== Task ==
Please count the lines of the items below that contain the string "panel", with case counting, and reply with the number alone.

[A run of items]
··········

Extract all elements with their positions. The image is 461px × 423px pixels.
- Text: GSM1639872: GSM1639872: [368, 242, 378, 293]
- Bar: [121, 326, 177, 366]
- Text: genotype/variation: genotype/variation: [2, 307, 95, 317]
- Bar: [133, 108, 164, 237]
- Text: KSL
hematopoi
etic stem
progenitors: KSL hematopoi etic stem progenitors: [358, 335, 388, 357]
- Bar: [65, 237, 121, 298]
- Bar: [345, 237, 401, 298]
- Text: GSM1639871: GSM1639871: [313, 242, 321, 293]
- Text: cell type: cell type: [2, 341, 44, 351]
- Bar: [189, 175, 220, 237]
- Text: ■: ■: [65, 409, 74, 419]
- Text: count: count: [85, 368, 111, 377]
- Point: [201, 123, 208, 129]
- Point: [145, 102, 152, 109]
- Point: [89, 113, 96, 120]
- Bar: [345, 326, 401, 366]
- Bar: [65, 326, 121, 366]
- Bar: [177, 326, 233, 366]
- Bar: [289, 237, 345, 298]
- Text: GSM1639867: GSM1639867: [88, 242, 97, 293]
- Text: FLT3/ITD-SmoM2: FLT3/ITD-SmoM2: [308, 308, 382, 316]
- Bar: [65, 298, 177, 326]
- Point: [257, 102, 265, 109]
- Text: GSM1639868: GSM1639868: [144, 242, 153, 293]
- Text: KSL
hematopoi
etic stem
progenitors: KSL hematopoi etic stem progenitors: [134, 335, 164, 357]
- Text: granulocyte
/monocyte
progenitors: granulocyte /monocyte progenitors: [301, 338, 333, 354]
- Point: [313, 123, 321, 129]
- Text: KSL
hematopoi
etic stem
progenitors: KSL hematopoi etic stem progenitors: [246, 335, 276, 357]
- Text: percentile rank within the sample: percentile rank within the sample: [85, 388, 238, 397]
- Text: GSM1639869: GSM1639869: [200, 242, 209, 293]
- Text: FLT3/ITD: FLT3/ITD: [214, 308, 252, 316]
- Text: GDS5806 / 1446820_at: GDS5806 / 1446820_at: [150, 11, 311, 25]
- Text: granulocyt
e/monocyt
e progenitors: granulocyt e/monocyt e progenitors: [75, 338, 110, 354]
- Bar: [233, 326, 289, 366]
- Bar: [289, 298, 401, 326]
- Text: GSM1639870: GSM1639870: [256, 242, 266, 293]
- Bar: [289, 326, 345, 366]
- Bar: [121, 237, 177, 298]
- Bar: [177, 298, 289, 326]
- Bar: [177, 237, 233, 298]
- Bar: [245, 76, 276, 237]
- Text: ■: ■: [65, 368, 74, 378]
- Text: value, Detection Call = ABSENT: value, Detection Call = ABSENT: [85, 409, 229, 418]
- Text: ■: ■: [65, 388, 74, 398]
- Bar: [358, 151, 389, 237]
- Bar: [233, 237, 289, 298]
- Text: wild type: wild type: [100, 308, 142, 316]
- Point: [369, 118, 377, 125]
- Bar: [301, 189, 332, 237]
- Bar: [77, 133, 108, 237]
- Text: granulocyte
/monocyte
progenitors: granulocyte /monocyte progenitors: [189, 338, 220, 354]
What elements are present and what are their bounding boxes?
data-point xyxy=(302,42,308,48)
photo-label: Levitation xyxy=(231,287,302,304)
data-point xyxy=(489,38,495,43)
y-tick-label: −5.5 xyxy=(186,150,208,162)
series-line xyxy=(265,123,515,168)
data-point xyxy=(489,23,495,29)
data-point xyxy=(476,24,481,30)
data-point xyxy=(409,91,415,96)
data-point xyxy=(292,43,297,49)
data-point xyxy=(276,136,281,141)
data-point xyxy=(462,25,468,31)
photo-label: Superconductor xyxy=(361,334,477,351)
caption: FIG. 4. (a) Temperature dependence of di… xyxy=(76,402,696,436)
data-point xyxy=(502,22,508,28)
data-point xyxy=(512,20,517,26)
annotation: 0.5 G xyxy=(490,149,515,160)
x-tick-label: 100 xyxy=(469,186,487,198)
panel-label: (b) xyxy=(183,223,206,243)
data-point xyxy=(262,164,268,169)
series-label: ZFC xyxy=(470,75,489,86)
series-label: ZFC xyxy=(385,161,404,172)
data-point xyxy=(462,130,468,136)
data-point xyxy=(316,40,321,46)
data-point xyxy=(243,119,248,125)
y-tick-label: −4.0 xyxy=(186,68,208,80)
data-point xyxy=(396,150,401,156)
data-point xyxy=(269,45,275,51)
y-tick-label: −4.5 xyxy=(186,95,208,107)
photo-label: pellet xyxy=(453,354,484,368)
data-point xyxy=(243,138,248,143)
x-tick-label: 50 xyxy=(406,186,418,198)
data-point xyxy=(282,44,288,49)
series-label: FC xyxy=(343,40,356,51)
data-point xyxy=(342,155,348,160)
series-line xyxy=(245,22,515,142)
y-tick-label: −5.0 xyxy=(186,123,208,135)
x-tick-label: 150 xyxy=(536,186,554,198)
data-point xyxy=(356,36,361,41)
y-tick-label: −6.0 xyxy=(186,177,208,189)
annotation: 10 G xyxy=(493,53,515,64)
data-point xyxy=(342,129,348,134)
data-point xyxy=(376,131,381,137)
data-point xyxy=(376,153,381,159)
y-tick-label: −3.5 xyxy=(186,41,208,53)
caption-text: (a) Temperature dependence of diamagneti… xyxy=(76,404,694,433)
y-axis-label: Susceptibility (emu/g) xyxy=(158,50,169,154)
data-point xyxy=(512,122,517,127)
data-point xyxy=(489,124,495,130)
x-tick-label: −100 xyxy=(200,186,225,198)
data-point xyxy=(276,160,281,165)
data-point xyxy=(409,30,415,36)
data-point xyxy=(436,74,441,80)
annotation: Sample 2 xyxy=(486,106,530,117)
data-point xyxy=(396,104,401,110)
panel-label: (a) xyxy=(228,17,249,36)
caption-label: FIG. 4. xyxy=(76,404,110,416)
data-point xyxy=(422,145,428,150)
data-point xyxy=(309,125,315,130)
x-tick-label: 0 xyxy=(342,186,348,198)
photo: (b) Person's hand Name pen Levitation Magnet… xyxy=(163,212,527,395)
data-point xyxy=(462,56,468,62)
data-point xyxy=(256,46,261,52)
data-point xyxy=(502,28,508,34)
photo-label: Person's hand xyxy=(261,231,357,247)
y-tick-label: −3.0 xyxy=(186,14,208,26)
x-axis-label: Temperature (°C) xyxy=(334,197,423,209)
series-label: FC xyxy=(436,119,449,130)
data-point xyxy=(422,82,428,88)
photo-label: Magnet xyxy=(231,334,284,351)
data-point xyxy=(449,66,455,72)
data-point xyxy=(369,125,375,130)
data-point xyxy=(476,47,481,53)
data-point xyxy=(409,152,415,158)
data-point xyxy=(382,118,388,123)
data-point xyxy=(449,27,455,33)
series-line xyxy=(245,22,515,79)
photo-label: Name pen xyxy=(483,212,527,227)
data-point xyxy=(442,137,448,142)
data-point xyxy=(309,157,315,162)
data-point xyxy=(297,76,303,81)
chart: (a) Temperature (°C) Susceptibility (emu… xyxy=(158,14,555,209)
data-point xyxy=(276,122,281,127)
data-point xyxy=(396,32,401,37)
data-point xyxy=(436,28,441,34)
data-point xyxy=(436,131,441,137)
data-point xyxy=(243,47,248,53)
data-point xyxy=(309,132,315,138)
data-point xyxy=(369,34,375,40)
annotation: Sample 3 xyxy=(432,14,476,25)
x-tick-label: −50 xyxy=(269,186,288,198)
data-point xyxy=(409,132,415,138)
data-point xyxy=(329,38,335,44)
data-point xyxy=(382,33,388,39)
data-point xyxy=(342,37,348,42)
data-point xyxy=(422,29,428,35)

··········

== The result ==
2